%%
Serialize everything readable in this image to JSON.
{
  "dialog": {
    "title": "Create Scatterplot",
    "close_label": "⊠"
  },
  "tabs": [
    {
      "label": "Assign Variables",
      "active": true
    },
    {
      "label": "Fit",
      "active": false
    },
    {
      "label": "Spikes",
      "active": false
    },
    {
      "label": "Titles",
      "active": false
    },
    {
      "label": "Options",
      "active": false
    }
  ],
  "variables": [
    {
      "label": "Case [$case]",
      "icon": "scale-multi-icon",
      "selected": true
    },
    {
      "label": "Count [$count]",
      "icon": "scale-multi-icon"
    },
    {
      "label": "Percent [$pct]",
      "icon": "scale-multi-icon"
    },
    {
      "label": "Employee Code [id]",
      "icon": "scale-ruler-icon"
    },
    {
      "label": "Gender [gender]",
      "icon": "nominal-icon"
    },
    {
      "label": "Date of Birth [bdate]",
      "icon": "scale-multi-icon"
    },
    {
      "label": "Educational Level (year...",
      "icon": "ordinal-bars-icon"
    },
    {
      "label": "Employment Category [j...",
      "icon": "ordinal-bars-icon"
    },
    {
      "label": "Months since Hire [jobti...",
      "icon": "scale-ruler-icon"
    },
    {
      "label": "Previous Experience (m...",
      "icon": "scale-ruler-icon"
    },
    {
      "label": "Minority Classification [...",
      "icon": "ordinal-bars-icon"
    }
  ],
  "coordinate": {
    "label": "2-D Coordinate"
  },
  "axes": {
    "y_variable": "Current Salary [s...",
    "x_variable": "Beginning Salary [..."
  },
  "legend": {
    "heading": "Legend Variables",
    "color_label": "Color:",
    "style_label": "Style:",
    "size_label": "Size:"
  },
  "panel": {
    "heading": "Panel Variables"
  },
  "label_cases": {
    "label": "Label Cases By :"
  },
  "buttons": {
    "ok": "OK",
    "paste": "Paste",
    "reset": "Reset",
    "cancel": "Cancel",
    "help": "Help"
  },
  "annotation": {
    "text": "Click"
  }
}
%%
## What is being asked
Copy all data exactly, start to finish.

## Answer to the problem
Serialize everything readable in this image to JSON.
{
  "dialog": {
    "title": "Create Scatterplot",
    "close_label": "⊠"
  },
  "tabs": [
    {
      "label": "Assign Variables",
      "active": true
    },
    {
      "label": "Fit",
      "active": false
    },
    {
      "label": "Spikes",
      "active": false
    },
    {
      "label": "Titles",
      "active": false
    },
    {
      "label": "Options",
      "active": false
    }
  ],
  "variables": [
    {
      "label": "Case [$case]",
      "icon": "scale-multi-icon",
      "selected": true
    },
    {
      "label": "Count [$count]",
      "icon": "scale-multi-icon"
    },
    {
      "label": "Percent [$pct]",
      "icon": "scale-multi-icon"
    },
    {
      "label": "Employee Code [id]",
      "icon": "scale-ruler-icon"
    },
    {
      "label": "Gender [gender]",
      "icon": "nominal-icon"
    },
    {
      "label": "Date of Birth [bdate]",
      "icon": "scale-multi-icon"
    },
    {
      "label": "Educational Level (year...",
      "icon": "ordinal-bars-icon"
    },
    {
      "label": "Employment Category [j...",
      "icon": "ordinal-bars-icon"
    },
    {
      "label": "Months since Hire [jobti...",
      "icon": "scale-ruler-icon"
    },
    {
      "label": "Previous Experience (m...",
      "icon": "scale-ruler-icon"
    },
    {
      "label": "Minority Classification [...",
      "icon": "ordinal-bars-icon"
    }
  ],
  "coordinate": {
    "label": "2-D Coordinate"
  },
  "axes": {
    "y_variable": "Current Salary [s...",
    "x_variable": "Beginning Salary [..."
  },
  "legend": {
    "heading": "Legend Variables",
    "color_label": "Color:",
    "style_label": "Style:",
    "size_label": "Size:"
  },
  "panel": {
    "heading": "Panel Variables"
  },
  "label_cases": {
    "label": "Label Cases By :"
  },
  "buttons": {
    "ok": "OK",
    "paste": "Paste",
    "reset": "Reset",
    "cancel": "Cancel",
    "help": "Help"
  },
  "annotation": {
    "text": "Click"
  }
}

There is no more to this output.